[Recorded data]
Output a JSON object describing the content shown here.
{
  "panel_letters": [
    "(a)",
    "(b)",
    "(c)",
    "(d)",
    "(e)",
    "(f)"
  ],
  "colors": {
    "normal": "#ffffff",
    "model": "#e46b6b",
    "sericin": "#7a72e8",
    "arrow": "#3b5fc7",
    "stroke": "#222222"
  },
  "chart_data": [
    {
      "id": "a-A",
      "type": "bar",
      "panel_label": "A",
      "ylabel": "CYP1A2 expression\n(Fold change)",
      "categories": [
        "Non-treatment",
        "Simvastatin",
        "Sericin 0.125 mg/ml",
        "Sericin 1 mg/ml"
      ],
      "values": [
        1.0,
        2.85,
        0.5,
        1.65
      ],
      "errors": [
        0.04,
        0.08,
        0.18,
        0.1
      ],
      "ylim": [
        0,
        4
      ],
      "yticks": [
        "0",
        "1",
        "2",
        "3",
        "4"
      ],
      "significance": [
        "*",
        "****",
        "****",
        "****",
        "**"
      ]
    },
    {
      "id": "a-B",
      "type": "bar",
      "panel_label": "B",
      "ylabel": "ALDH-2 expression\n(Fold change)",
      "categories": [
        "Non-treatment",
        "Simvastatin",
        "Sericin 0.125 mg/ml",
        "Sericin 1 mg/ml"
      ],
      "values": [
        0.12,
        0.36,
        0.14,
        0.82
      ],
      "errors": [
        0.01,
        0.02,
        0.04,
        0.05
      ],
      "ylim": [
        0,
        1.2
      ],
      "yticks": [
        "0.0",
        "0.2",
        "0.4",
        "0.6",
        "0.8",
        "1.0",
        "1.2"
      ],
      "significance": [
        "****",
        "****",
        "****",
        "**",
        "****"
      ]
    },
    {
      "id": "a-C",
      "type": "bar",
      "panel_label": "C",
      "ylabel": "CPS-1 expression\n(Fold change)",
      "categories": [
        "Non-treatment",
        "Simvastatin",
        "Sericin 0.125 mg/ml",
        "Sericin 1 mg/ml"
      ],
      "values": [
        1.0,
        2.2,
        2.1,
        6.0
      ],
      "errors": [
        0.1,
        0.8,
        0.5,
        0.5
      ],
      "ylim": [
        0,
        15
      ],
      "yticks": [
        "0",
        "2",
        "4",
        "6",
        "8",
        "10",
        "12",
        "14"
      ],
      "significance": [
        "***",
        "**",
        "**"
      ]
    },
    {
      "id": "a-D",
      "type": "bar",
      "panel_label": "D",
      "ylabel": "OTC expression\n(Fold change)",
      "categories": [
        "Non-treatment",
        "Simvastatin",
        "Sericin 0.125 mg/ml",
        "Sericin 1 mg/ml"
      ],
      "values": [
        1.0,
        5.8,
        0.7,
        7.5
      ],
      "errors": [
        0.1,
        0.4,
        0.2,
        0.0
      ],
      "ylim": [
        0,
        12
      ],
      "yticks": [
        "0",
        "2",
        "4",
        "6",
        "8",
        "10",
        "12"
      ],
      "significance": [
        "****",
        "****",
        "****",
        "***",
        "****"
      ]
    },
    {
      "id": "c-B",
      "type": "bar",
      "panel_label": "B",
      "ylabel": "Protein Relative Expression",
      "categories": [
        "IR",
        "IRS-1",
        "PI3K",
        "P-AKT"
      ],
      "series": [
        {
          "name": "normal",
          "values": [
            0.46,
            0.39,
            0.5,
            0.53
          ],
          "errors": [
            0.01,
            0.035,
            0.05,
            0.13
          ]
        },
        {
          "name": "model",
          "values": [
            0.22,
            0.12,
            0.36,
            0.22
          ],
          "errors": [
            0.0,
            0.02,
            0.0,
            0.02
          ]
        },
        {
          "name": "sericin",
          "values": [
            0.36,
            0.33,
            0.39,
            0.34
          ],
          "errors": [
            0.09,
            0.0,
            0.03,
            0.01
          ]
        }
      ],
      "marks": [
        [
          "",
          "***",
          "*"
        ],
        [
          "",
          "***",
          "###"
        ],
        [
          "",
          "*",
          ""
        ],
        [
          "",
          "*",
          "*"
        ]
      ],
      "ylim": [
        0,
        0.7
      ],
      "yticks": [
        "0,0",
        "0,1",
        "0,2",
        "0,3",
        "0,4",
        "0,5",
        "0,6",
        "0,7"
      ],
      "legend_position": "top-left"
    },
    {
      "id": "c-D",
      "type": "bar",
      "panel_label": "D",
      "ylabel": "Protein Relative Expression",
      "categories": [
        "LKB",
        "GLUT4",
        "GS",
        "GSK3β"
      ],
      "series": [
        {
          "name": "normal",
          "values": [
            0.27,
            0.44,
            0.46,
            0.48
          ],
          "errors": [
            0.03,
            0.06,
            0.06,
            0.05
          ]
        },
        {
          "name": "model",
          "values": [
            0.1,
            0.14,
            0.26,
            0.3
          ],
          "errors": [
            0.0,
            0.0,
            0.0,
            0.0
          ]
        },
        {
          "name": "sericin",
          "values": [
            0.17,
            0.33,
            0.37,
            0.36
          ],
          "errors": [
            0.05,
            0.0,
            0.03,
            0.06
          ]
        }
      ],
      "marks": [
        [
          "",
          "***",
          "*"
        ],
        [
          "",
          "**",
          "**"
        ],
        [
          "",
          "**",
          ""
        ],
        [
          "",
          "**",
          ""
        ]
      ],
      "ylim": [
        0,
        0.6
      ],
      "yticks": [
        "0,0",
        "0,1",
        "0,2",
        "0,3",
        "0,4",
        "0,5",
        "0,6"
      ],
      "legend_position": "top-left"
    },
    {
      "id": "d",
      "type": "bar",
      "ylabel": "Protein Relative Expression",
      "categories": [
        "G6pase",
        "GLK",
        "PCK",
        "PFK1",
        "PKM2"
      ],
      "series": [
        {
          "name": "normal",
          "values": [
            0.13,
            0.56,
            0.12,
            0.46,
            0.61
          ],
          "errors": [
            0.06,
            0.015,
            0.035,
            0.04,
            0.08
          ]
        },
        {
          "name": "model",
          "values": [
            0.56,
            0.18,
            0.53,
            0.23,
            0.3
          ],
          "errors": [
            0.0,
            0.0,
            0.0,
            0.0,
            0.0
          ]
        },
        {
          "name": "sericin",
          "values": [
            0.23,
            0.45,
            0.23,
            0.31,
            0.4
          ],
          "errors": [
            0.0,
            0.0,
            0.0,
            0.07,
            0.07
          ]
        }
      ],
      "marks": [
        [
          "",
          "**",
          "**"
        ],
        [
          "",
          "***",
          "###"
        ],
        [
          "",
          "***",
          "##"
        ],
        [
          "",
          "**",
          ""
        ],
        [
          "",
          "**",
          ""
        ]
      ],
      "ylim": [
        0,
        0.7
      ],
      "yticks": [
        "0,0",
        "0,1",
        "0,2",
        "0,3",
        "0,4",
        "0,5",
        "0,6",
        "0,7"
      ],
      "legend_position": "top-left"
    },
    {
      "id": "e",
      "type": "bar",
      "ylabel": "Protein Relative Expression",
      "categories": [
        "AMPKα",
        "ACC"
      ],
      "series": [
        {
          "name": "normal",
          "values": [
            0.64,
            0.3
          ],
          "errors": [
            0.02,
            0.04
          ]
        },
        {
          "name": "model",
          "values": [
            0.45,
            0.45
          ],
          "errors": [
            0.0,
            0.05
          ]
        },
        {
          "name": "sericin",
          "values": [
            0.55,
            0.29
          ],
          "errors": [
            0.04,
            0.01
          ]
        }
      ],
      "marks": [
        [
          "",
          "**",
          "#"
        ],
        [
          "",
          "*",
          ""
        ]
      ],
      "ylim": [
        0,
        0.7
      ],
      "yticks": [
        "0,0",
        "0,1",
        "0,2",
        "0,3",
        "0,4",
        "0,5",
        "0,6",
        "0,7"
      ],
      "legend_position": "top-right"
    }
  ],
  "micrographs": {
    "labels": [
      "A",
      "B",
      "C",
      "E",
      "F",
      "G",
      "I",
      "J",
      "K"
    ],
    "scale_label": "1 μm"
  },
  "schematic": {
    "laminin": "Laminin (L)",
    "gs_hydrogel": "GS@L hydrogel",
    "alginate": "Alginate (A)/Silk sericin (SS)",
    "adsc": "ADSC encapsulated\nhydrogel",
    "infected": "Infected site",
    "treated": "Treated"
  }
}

**Prompt:**
Search the entries for the word "change". Copy each line where it appears.

**Task response:**
      "ylabel": "CYP1A2 expression\n(Fold change)",
      "ylabel": "ALDH-2 expression\n(Fold change)",
      "ylabel": "CPS-1 expression\n(Fold change)",
      "ylabel": "OTC expression\n(Fold change)",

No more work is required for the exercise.